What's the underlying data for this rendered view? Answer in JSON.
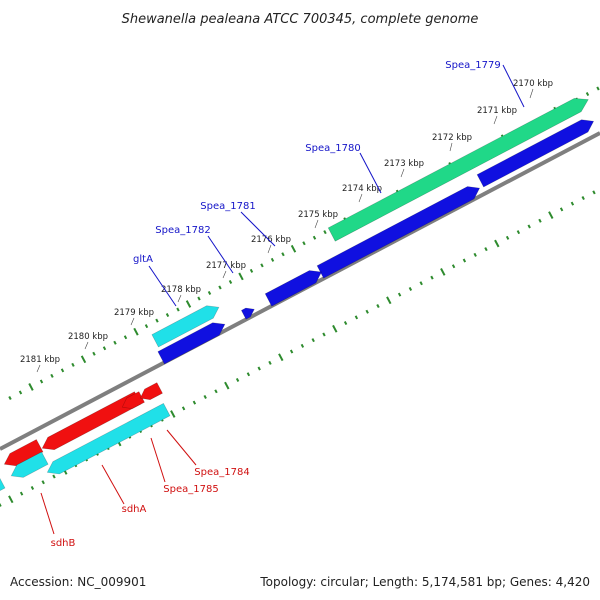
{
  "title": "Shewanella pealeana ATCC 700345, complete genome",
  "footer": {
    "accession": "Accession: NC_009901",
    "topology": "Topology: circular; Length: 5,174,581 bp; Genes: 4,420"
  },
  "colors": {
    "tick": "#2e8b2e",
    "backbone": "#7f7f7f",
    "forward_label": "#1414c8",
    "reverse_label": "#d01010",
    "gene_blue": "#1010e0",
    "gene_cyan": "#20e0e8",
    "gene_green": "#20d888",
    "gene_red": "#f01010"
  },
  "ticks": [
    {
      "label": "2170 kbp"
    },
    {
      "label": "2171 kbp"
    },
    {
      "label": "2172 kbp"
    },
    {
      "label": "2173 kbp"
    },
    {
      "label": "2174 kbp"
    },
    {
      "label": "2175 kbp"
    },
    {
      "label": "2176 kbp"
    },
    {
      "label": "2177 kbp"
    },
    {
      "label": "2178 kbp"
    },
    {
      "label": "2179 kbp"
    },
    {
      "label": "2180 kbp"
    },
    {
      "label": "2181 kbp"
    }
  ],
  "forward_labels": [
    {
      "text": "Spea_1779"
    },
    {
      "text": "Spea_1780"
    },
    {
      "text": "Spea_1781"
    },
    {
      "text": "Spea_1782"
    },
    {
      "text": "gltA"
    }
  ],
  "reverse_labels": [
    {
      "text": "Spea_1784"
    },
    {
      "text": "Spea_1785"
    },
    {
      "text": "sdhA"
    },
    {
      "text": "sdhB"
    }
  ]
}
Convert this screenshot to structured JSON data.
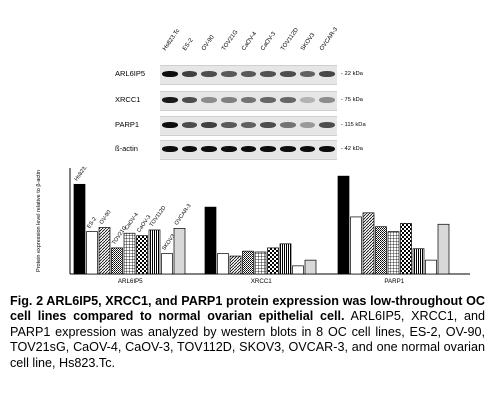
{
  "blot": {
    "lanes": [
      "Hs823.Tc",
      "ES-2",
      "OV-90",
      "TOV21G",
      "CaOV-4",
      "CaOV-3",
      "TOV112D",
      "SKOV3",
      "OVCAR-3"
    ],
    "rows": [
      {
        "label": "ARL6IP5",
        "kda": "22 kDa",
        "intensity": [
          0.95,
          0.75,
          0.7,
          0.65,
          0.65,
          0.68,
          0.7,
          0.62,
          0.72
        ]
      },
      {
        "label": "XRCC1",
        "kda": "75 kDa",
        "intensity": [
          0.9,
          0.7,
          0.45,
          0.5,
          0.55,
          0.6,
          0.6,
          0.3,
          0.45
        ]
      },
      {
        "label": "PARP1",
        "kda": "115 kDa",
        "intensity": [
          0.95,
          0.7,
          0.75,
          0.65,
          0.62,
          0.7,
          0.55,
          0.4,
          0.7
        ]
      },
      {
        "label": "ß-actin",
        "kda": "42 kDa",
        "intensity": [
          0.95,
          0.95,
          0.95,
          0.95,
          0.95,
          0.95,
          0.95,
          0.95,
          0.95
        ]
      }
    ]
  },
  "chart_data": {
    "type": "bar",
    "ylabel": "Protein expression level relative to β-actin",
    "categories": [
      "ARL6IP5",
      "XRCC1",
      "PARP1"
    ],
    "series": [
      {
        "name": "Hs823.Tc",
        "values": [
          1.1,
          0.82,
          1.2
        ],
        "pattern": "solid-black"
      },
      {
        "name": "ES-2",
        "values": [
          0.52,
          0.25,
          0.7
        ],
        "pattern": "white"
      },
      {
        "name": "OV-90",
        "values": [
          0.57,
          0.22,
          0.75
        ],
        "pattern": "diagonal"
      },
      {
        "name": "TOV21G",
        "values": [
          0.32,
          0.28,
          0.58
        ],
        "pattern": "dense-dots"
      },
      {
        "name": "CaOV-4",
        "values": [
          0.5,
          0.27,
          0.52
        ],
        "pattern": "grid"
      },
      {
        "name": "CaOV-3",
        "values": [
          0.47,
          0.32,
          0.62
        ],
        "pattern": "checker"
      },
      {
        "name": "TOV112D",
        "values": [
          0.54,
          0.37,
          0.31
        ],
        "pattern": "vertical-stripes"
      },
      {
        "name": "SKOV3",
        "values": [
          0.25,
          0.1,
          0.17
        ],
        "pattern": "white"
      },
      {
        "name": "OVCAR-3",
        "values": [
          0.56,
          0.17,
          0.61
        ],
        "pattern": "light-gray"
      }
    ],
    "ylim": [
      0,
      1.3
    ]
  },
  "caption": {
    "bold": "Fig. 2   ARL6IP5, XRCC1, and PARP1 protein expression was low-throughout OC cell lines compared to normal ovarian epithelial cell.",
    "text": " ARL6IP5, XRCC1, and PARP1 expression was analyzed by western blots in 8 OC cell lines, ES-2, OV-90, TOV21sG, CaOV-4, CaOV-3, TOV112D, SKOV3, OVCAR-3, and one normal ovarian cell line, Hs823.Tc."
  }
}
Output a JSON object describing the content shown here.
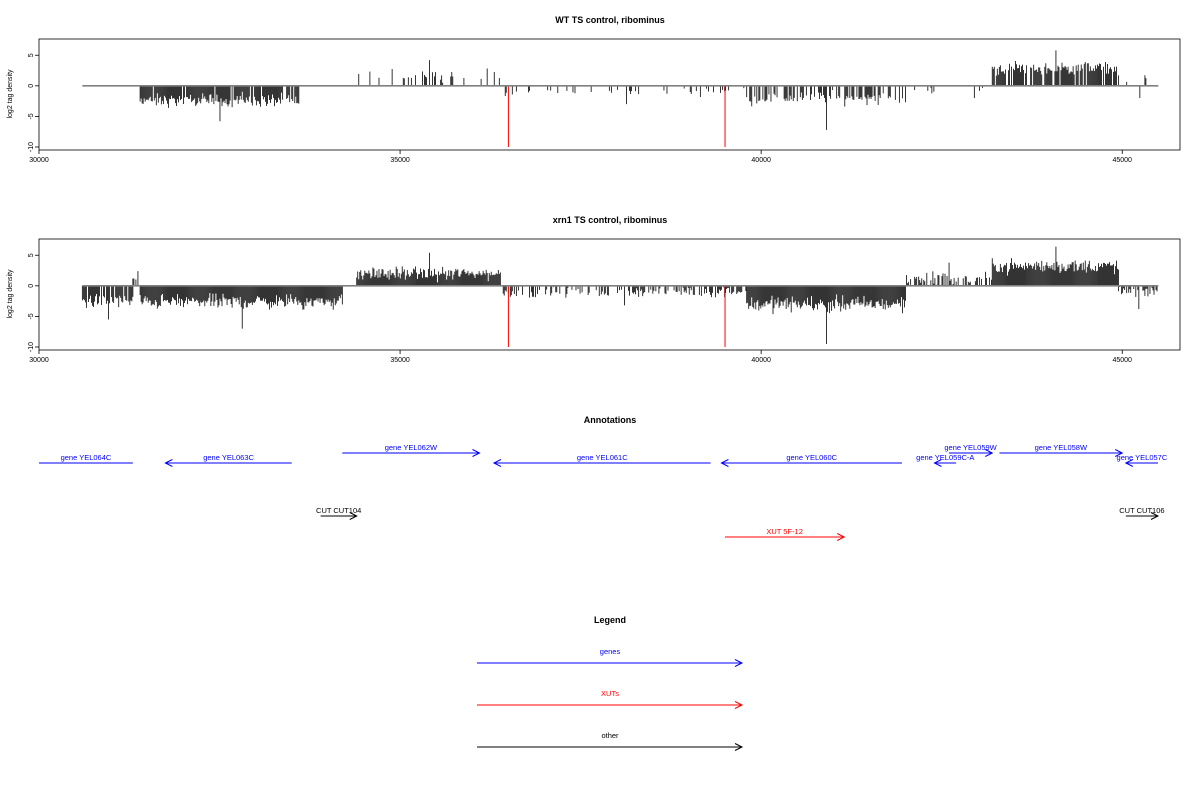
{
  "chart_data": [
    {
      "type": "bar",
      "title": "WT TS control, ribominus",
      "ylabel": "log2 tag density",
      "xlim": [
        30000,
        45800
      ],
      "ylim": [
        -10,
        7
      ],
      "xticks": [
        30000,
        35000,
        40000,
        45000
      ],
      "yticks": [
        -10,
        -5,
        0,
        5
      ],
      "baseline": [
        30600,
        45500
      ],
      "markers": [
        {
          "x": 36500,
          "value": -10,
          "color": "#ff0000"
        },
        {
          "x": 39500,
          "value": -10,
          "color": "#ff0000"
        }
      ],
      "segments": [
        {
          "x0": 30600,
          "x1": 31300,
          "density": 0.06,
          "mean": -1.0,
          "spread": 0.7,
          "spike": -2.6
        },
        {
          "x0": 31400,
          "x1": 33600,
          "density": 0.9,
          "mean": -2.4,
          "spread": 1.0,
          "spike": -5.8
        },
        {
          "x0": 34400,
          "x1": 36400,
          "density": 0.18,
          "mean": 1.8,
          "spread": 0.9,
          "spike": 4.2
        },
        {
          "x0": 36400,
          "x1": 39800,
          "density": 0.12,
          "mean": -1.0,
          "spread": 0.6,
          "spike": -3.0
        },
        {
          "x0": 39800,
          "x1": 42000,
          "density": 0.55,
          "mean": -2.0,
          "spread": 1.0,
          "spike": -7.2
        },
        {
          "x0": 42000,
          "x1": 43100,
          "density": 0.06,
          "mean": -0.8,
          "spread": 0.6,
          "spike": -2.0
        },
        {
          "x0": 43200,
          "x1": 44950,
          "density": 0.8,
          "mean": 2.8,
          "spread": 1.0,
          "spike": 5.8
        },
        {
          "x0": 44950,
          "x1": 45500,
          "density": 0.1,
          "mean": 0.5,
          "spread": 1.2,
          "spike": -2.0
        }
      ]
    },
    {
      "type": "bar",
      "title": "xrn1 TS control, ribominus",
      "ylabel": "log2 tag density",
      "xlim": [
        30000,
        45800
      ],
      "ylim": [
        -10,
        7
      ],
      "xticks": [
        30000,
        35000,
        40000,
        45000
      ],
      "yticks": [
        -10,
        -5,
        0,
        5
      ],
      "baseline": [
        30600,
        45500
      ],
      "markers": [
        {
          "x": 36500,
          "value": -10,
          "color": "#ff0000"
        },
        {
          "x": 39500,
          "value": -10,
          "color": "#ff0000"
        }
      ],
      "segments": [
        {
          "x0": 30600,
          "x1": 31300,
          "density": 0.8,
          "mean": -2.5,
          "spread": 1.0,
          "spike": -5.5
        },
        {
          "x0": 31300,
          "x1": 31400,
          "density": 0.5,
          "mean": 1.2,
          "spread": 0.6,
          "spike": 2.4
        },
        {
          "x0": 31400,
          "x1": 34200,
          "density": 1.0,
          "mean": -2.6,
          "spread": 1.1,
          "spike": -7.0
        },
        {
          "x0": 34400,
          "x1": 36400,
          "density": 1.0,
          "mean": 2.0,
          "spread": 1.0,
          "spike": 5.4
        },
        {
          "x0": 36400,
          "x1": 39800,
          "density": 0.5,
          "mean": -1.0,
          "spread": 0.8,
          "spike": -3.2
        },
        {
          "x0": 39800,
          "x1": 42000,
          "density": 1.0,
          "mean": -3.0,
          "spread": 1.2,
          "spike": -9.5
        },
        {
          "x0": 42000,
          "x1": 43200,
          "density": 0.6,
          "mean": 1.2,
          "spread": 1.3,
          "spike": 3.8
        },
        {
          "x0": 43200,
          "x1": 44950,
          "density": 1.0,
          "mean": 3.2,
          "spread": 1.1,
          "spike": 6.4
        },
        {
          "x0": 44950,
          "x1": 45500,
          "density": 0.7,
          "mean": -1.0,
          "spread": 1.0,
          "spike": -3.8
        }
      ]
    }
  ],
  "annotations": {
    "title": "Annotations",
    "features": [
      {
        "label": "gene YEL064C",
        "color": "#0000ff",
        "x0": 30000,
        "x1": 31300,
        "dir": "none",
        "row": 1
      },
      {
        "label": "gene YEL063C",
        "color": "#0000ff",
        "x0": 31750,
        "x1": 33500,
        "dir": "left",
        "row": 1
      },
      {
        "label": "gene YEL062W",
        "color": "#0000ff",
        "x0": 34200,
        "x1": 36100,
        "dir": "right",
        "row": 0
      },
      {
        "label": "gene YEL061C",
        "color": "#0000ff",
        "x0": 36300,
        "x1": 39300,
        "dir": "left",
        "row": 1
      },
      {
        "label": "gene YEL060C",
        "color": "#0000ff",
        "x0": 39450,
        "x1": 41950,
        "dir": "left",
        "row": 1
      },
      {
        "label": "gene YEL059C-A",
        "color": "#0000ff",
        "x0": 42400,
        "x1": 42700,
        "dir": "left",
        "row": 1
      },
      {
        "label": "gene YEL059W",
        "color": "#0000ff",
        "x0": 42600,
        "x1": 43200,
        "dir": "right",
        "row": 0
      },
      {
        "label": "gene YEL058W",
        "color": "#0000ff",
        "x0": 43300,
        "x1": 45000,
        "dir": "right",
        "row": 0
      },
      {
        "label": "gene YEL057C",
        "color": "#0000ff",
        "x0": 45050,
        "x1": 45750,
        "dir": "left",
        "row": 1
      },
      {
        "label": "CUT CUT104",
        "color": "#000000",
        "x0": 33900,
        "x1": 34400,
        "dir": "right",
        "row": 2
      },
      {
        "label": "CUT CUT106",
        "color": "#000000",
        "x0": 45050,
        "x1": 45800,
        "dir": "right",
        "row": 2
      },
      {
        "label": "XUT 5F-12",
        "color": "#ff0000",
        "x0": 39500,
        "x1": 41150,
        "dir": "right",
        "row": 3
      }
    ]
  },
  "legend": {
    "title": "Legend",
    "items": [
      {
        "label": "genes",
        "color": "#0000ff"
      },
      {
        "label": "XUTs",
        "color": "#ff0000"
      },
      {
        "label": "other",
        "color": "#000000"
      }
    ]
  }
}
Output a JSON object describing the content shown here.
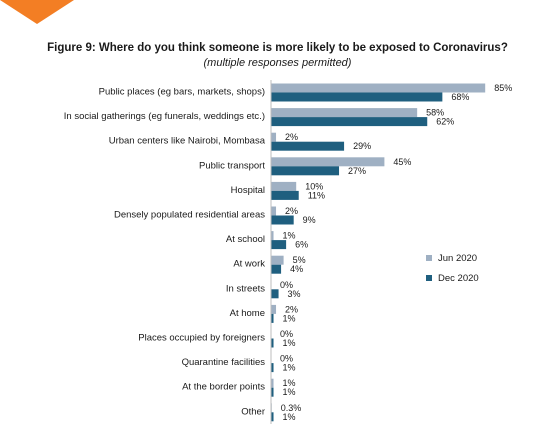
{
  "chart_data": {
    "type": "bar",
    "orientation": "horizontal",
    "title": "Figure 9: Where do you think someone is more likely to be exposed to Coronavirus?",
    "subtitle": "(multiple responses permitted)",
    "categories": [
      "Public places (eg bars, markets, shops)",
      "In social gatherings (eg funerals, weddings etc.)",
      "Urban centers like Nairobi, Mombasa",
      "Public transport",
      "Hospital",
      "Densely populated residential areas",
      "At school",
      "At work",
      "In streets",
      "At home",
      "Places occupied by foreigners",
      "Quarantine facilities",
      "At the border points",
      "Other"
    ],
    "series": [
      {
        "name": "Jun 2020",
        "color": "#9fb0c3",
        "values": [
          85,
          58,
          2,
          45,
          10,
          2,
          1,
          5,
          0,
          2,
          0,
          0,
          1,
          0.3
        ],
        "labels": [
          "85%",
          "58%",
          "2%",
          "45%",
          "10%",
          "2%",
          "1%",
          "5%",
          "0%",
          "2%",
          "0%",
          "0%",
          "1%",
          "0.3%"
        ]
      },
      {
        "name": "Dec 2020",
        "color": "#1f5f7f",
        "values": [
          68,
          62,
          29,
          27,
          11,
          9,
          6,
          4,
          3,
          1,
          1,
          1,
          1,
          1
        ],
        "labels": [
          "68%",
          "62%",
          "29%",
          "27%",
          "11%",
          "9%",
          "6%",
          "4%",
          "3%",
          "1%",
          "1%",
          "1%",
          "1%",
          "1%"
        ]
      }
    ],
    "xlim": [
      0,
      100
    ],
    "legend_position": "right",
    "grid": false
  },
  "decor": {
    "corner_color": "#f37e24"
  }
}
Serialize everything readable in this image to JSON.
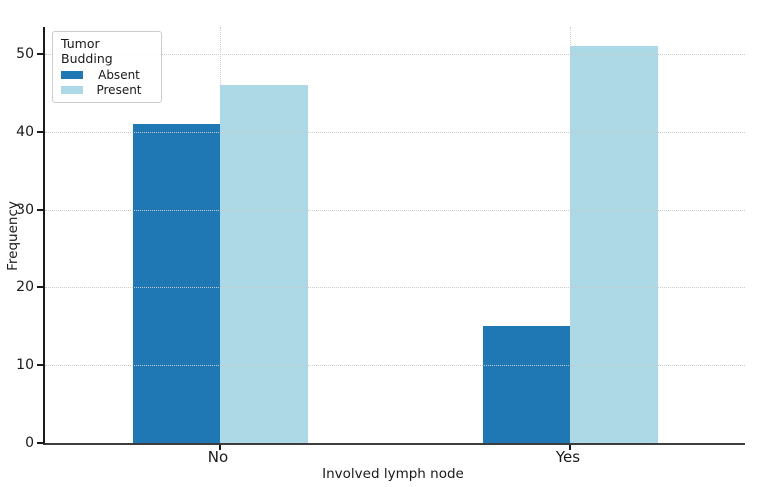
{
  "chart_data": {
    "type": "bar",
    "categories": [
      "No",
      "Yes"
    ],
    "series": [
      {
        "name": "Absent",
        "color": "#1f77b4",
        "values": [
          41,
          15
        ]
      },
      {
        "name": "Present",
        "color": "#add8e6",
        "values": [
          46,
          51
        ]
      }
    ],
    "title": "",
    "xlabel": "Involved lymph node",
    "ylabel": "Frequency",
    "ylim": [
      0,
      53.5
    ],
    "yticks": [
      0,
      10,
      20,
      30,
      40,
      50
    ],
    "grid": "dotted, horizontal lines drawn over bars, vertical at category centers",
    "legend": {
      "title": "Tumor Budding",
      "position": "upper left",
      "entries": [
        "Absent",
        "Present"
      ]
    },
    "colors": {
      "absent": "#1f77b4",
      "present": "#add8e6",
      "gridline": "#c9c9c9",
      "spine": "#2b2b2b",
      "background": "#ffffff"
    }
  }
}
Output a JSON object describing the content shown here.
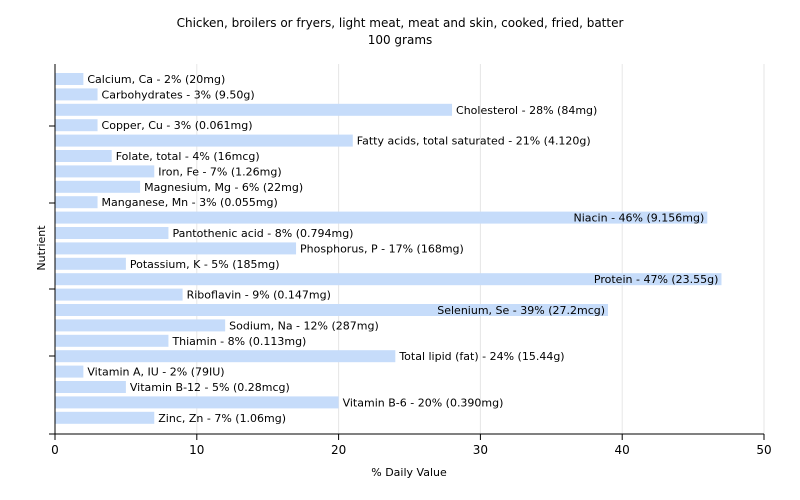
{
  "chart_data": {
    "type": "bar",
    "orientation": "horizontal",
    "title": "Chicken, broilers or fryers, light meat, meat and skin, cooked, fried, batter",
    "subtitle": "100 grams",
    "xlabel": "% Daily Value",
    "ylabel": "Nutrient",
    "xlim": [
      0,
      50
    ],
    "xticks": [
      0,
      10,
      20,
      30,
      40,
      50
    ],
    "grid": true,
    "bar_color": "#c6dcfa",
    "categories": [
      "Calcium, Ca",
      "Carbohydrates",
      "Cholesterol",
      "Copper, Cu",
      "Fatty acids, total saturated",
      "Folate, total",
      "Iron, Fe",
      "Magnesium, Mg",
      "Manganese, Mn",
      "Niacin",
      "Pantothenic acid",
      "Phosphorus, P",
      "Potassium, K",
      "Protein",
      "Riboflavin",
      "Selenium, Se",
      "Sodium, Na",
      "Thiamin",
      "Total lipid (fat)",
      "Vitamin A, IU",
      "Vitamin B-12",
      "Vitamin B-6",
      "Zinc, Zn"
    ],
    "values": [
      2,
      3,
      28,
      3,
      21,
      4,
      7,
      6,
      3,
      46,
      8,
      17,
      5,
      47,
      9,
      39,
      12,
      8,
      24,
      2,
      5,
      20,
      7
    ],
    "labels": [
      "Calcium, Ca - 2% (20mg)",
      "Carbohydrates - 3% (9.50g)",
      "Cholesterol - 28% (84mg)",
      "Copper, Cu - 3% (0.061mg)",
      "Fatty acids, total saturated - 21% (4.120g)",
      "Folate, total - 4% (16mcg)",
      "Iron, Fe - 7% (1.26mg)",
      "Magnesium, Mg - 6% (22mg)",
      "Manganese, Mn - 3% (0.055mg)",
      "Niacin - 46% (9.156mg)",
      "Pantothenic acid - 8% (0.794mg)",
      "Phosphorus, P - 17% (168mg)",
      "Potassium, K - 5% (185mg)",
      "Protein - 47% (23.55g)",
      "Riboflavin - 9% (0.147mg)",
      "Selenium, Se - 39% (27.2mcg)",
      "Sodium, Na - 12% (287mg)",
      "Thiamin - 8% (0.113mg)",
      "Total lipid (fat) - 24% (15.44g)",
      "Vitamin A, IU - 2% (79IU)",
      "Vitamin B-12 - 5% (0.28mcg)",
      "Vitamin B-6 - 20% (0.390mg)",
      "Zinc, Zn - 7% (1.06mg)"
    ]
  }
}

Problem requirements. The string to find is "centers"; copy every line of the listing that has it.

Task response.
      "Urban centers like Nairobi, Mombasa",
    "grid": "dotted, horizontal lines drawn over bars, vertical at category centers",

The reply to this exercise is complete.